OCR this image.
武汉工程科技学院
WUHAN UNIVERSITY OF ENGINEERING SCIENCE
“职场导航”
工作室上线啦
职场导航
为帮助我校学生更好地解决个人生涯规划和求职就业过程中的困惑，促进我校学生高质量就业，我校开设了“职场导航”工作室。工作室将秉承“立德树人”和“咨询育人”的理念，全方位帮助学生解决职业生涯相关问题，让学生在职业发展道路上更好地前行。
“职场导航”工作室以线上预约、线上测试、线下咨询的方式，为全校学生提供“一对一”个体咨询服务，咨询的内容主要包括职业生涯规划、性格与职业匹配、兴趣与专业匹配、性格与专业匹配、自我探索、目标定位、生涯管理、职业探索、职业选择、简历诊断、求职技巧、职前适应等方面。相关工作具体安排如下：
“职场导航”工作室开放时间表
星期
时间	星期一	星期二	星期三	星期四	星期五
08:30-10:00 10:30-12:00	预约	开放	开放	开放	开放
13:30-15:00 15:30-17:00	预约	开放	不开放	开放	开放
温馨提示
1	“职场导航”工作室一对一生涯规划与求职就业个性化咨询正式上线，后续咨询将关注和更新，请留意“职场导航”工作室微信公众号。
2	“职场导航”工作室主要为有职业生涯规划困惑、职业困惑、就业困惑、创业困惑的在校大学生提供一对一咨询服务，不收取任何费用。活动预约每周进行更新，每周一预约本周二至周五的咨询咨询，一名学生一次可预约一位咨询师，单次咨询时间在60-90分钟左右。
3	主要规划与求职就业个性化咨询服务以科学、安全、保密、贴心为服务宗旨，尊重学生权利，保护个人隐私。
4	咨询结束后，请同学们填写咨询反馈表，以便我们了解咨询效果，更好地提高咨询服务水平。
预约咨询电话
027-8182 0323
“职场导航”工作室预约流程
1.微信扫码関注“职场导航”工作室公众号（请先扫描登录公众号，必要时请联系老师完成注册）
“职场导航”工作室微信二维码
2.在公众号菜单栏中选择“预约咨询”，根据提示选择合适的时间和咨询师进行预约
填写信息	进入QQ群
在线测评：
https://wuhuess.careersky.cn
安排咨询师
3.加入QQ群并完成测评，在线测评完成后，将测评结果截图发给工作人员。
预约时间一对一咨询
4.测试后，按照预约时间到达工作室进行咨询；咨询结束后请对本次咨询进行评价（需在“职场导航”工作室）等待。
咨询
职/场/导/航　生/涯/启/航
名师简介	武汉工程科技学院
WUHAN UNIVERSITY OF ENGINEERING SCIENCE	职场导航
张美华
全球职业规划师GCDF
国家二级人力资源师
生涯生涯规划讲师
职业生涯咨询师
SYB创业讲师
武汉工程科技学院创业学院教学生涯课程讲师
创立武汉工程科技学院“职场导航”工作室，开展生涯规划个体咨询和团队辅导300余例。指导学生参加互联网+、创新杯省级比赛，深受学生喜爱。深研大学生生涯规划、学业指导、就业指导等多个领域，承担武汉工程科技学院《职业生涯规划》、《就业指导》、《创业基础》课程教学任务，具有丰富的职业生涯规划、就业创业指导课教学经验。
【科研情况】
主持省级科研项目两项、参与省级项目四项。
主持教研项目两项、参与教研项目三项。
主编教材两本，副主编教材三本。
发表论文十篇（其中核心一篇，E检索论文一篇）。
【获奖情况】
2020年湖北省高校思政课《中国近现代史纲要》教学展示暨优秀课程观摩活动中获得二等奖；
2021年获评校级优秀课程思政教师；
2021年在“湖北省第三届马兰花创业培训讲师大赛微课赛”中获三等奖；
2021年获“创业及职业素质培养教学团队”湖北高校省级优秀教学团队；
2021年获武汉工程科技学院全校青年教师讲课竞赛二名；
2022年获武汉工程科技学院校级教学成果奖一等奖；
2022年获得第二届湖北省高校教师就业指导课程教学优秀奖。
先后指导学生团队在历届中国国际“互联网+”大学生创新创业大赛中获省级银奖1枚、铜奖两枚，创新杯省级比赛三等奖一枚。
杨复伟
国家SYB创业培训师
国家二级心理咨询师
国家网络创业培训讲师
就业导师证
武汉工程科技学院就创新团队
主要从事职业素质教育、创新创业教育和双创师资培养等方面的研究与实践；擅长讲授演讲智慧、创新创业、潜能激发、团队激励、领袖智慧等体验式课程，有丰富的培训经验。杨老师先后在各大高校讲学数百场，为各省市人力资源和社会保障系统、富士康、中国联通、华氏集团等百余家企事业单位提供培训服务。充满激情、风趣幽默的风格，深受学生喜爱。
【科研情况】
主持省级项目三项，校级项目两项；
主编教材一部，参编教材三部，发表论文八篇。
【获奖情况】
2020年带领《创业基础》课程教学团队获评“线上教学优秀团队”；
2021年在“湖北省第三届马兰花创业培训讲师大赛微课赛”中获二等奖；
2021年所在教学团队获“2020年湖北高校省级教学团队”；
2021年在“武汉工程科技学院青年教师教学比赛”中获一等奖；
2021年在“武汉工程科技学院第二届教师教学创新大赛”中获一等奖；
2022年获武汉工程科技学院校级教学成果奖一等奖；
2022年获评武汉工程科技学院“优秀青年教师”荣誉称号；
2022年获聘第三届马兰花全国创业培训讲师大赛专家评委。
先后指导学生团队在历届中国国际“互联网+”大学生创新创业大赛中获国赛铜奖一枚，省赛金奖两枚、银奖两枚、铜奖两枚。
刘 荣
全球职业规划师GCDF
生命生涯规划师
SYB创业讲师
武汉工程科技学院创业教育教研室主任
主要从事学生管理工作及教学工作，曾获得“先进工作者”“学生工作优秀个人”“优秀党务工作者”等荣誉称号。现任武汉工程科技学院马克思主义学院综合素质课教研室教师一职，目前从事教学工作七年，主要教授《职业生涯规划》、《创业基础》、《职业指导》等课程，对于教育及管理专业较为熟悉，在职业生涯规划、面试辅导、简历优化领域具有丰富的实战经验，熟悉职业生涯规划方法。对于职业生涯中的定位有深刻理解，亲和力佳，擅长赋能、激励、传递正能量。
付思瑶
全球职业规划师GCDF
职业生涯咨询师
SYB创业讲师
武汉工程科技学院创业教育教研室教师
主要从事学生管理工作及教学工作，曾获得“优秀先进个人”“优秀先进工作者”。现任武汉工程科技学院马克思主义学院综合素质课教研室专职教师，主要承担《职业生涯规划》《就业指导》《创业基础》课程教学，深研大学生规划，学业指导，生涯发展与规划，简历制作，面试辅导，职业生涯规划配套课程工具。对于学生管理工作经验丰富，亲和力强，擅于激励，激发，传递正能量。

## What is required
Copy each line from the data above that includes "先后指导学生团队在历届中国国际".

## The result
先后指导学生团队在历届中国国际“互联网+”大学生创新创业大赛中获省级银奖1枚、铜奖两枚，创新杯省级比赛三等奖一枚。
先后指导学生团队在历届中国国际“互联网+”大学生创新创业大赛中获国赛铜奖一枚，省赛金奖两枚、银奖两枚、铜奖两枚。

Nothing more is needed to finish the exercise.